EXERCISE INSTRUCTIONS
Send back the entries below exactly as they appear.

Items listed in a dataset
==*==

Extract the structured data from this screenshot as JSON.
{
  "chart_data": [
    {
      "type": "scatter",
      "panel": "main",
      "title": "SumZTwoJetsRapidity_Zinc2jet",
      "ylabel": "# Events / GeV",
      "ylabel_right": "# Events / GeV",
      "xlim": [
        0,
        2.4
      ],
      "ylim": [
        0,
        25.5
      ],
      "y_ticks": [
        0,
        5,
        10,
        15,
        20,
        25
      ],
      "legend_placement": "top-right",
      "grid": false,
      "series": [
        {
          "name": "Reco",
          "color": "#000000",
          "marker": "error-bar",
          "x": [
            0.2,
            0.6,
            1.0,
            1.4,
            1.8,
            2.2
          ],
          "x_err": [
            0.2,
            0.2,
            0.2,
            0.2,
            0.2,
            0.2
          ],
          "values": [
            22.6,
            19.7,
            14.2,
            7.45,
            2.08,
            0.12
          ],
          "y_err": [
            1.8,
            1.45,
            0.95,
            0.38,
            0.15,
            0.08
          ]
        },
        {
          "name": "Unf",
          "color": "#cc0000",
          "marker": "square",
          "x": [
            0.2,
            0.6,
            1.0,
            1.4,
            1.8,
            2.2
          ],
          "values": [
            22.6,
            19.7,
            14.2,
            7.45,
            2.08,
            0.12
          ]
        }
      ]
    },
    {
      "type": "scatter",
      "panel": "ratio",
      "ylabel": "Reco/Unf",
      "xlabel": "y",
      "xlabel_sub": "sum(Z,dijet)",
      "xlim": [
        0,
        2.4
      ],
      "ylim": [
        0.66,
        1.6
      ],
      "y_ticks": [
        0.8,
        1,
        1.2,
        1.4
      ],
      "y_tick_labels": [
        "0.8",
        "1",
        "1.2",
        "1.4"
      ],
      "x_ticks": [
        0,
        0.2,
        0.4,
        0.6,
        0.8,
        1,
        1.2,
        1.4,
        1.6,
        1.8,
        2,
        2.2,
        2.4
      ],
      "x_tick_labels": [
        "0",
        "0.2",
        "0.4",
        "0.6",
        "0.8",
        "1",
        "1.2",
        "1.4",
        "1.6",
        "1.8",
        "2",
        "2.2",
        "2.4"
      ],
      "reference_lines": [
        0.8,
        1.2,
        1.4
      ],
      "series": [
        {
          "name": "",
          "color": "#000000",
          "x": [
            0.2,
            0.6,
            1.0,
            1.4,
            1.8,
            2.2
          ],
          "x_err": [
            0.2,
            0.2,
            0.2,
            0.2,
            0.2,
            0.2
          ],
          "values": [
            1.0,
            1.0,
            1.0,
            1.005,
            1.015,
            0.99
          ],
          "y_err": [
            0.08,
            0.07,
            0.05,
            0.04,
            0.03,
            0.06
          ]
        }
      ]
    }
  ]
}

==*==

CORRECT ANSWER
Extract the structured data from this screenshot as JSON.
{
  "chart_data": [
    {
      "type": "scatter",
      "panel": "main",
      "title": "SumZTwoJetsRapidity_Zinc2jet",
      "ylabel": "# Events / GeV",
      "ylabel_right": "# Events / GeV",
      "xlim": [
        0,
        2.4
      ],
      "ylim": [
        0,
        25.5
      ],
      "y_ticks": [
        0,
        5,
        10,
        15,
        20,
        25
      ],
      "legend_placement": "top-right",
      "grid": false,
      "series": [
        {
          "name": "Reco",
          "color": "#000000",
          "marker": "error-bar",
          "x": [
            0.2,
            0.6,
            1.0,
            1.4,
            1.8,
            2.2
          ],
          "x_err": [
            0.2,
            0.2,
            0.2,
            0.2,
            0.2,
            0.2
          ],
          "values": [
            22.6,
            19.7,
            14.2,
            7.45,
            2.08,
            0.12
          ],
          "y_err": [
            1.8,
            1.45,
            0.95,
            0.38,
            0.15,
            0.08
          ]
        },
        {
          "name": "Unf",
          "color": "#cc0000",
          "marker": "square",
          "x": [
            0.2,
            0.6,
            1.0,
            1.4,
            1.8,
            2.2
          ],
          "values": [
            22.6,
            19.7,
            14.2,
            7.45,
            2.08,
            0.12
          ]
        }
      ]
    },
    {
      "type": "scatter",
      "panel": "ratio",
      "ylabel": "Reco/Unf",
      "xlabel": "y",
      "xlabel_sub": "sum(Z,dijet)",
      "xlim": [
        0,
        2.4
      ],
      "ylim": [
        0.66,
        1.6
      ],
      "y_ticks": [
        0.8,
        1,
        1.2,
        1.4
      ],
      "y_tick_labels": [
        "0.8",
        "1",
        "1.2",
        "1.4"
      ],
      "x_ticks": [
        0,
        0.2,
        0.4,
        0.6,
        0.8,
        1,
        1.2,
        1.4,
        1.6,
        1.8,
        2,
        2.2,
        2.4
      ],
      "x_tick_labels": [
        "0",
        "0.2",
        "0.4",
        "0.6",
        "0.8",
        "1",
        "1.2",
        "1.4",
        "1.6",
        "1.8",
        "2",
        "2.2",
        "2.4"
      ],
      "reference_lines": [
        0.8,
        1.2,
        1.4
      ],
      "series": [
        {
          "name": "",
          "color": "#000000",
          "x": [
            0.2,
            0.6,
            1.0,
            1.4,
            1.8,
            2.2
          ],
          "x_err": [
            0.2,
            0.2,
            0.2,
            0.2,
            0.2,
            0.2
          ],
          "values": [
            1.0,
            1.0,
            1.0,
            1.005,
            1.015,
            0.99
          ],
          "y_err": [
            0.08,
            0.07,
            0.05,
            0.04,
            0.03,
            0.06
          ]
        }
      ]
    }
  ]
}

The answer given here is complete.